**Document excerpt:**
=====
Cyber Incident Victim: Town of Deerfield
Date:
Mar 2021
Location:
United States of America
Summary
A data breach impacting Deerfield, Michigan exposed personal information of over 8,100 residents after an unauthorized third party accessed systems managed by the town's data storage provider, Springbrook Software. The incident involved potential exposure of driver's license or state identification card numbers, prompting the municipality to offer credit monitoring services. External investigations and notification letter preparations caused significant delays between the provider's initial alert and resident notifications. The town's external counsel inaccurately classified the incident as involving a healthcare organization in regulatory filings, though no health plan data was confirmed to be compromised.
| CIA Posture | Motives | Tactics, Techniques & Procedures |
|---|---|---|
| Available to members | 1 motive | 1 technique |
| Threat Actors | Type | Location |
|---|---|---|
| 0 actors | Available to members | Available to members |
Description
On March 25, 2021, an unauthorized third party accessed or acquired personal information belonging to residents of Deerfield, Michigan, through a data breach involving Springbrook Software, the town’s data storage provider. Springbrook completed its investigation and notified Deerfield of the incident on May 6, 2021. The breach potentially exposed sensitive data, including driver’s license numbers or Non-Driver Identification Card Numbers, for 8,104 individuals. Deerfield initiated its own detailed investigation process following Springbrook’s notification, which involved engaging external organizations to assess the incident and draft breach notification letters. This internal review delayed public disclosure until August 31, 2021, when the town formally announced the breach after mailing notifications to affected residents. Town Administrator Kayce Warren acknowledged the extended timeline between Springbrook’s May notification and the August announcement as an unavoidable consequence of the investigative process, describing the delay as "unfortunate."
=====
**Record set:**

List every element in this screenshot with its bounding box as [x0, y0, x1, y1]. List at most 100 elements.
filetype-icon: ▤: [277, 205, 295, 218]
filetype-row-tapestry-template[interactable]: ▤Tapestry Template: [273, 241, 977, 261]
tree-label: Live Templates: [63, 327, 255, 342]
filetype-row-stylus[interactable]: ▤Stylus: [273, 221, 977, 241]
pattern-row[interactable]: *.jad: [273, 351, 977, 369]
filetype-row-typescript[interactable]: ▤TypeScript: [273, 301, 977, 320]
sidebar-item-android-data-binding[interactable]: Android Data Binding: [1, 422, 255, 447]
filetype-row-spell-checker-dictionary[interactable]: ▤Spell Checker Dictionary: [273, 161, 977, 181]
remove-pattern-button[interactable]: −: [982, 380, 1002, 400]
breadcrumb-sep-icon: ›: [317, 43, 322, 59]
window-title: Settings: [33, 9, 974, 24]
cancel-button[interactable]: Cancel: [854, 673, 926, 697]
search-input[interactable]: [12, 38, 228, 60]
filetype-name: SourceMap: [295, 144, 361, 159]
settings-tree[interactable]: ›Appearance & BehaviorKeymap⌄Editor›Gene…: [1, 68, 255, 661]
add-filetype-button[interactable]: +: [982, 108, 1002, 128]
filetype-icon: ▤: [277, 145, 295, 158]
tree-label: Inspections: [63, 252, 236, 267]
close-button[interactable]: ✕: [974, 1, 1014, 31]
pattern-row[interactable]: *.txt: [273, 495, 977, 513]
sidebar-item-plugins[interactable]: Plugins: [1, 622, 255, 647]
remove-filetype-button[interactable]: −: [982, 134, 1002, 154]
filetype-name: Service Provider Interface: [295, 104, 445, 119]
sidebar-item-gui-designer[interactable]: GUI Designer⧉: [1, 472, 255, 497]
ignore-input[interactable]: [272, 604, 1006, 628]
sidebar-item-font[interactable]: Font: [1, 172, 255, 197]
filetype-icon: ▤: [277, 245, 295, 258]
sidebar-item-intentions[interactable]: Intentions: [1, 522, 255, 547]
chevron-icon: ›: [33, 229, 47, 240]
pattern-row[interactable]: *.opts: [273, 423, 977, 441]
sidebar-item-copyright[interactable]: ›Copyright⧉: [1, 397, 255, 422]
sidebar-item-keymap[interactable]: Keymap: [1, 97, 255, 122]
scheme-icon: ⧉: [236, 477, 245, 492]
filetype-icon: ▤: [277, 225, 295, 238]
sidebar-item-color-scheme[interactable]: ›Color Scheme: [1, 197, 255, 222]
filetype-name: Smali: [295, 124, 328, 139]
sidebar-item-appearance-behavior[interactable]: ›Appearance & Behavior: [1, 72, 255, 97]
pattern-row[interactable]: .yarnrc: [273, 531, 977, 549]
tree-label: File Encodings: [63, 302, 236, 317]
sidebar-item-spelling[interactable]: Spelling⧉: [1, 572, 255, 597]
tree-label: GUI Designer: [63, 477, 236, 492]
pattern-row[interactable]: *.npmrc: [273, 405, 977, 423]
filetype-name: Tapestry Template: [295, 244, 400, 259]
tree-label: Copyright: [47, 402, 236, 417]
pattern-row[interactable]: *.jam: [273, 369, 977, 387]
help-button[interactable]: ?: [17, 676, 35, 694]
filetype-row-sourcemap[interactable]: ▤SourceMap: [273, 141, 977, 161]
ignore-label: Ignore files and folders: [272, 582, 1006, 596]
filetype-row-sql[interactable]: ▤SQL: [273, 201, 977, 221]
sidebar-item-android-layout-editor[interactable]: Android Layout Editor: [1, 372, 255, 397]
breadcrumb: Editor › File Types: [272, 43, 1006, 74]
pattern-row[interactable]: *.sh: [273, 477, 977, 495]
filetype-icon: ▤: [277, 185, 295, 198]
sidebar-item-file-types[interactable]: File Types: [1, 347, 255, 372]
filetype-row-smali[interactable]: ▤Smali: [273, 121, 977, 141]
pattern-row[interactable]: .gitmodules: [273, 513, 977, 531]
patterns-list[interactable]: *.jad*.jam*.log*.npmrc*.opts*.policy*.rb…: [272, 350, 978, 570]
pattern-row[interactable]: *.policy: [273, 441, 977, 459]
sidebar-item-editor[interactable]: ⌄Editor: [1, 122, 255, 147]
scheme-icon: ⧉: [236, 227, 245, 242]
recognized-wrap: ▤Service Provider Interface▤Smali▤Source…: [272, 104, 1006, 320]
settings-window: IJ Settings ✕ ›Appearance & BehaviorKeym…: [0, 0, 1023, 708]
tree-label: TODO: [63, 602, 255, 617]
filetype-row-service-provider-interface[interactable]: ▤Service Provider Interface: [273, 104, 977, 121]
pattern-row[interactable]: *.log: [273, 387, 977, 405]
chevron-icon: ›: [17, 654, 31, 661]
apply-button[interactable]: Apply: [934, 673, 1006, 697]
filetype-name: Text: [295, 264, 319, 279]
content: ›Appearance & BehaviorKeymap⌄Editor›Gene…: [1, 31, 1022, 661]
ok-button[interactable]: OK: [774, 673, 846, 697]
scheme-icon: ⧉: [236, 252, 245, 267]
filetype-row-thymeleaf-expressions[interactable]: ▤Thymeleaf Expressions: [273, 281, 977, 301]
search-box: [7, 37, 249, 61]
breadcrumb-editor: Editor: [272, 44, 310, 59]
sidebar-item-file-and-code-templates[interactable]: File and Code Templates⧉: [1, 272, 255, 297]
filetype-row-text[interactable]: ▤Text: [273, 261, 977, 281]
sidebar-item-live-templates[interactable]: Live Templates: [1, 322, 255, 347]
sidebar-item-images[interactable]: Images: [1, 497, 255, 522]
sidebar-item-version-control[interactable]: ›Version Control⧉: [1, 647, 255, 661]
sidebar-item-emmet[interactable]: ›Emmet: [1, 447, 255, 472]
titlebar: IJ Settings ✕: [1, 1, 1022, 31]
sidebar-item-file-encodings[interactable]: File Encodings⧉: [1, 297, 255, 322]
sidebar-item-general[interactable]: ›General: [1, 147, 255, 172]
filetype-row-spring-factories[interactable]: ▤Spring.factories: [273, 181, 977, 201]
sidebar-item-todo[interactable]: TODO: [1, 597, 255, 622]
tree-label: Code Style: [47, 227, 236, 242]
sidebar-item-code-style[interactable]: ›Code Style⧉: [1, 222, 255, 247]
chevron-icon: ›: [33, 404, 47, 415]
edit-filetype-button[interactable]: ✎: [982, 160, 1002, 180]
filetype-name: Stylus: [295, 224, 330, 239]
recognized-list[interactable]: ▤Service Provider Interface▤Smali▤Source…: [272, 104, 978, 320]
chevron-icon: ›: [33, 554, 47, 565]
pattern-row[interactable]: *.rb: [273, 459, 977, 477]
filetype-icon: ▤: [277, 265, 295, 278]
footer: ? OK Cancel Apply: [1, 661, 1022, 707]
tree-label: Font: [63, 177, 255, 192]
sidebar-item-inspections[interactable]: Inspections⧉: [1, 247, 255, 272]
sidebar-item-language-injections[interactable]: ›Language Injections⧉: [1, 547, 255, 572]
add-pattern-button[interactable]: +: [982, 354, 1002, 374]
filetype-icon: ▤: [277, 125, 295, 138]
=====
**Activity:** In the Deerfield data breach report, start at the words "Cyber Incident Victim: Town", stop after "to be compromised.", and copy that part word for word.

**Result of the task:**
Cyber Incident Victim: Town of Deerfield
Date:
Mar 2021
Location:
United States of America
Summary
A data breach impacting Deerfield, Michigan exposed personal information of over 8,100 residents after an unauthorized third party accessed systems managed by the town's data storage provider, Springbrook Software. The incident involved potential exposure of driver's license or state identification card numbers, prompting the municipality to offer credit monitoring services. External investigations and notification letter preparations caused significant delays between the provider's initial alert and resident notifications. The town's external counsel inaccurately classified the incident as involving a healthcare organization in regulatory filings, though no health plan data was confirmed to be compromised.